**Stated exercise**
Extract all lines that hold the string "type".

**Provided entries**
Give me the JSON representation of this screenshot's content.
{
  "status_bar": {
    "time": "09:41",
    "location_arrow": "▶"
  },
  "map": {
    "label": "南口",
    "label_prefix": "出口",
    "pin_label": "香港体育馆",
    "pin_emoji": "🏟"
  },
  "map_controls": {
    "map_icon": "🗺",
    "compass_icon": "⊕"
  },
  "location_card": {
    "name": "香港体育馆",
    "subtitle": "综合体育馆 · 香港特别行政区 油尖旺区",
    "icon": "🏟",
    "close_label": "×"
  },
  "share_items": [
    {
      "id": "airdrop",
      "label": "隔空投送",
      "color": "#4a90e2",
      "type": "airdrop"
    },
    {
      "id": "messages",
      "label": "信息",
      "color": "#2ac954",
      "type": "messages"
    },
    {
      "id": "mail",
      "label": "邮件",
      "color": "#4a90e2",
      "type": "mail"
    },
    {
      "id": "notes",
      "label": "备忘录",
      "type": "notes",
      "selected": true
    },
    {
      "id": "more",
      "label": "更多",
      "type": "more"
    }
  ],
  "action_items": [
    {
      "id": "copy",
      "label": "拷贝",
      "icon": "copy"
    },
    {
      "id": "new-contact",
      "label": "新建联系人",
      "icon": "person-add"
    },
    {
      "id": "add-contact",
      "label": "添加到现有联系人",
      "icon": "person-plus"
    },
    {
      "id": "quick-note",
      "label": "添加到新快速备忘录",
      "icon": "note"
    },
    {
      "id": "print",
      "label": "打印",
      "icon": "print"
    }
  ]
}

**Solved problem**
      "type": "airdrop"
      "type": "messages"
      "type": "mail"
      "type": "notes",
      "type": "more"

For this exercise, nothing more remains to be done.